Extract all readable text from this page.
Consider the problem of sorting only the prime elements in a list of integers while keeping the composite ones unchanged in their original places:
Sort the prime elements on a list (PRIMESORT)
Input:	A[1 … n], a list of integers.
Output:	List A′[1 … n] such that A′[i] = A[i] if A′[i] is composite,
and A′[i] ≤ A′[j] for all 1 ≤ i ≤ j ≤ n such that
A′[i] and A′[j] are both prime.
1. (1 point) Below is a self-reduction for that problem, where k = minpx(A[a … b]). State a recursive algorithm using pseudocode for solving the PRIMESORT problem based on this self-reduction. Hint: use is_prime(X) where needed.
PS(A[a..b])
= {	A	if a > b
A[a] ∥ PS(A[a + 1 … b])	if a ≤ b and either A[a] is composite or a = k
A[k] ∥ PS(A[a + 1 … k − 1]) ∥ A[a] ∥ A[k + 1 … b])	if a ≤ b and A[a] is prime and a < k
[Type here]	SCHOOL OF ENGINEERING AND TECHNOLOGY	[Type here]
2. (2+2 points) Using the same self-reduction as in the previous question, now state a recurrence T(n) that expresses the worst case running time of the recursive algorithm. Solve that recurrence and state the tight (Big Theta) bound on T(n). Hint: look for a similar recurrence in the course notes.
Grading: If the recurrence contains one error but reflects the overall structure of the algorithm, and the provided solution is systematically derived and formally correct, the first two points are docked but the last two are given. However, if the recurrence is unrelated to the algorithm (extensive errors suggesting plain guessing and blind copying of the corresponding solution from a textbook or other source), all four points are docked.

________________________________________

- **Brief**
Print the records once more, exactly as they were given.

- **Reply**
Extract all readable text from this page.
Consider the problem of sorting only the prime elements in a list of integers while keeping the composite ones unchanged in their original places:
Sort the prime elements on a list (PRIMESORT)
Input:	A[1 … n], a list of integers.
Output:	List A′[1 … n] such that A′[i] = A[i] if A′[i] is composite,
and A′[i] ≤ A′[j] for all 1 ≤ i ≤ j ≤ n such that
A′[i] and A′[j] are both prime.
1. (1 point) Below is a self-reduction for that problem, where k = minpx(A[a … b]). State a recursive algorithm using pseudocode for solving the PRIMESORT problem based on this self-reduction. Hint: use is_prime(X) where needed.
PS(A[a..b])
= {	A	if a > b
A[a] ∥ PS(A[a + 1 … b])	if a ≤ b and either A[a] is composite or a = k
A[k] ∥ PS(A[a + 1 … k − 1]) ∥ A[a] ∥ A[k + 1 … b])	if a ≤ b and A[a] is prime and a < k
[Type here]	SCHOOL OF ENGINEERING AND TECHNOLOGY	[Type here]
2. (2+2 points) Using the same self-reduction as in the previous question, now state a recurrence T(n) that expresses the worst case running time of the recursive algorithm. Solve that recurrence and state the tight (Big Theta) bound on T(n). Hint: look for a similar recurrence in the course notes.
Grading: If the recurrence contains one error but reflects the overall structure of the algorithm, and the provided solution is systematically derived and formally correct, the first two points are docked but the last two are given. However, if the recurrence is unrelated to the algorithm (extensive errors suggesting plain guessing and blind copying of the corresponding solution from a textbook or other source), all four points are docked.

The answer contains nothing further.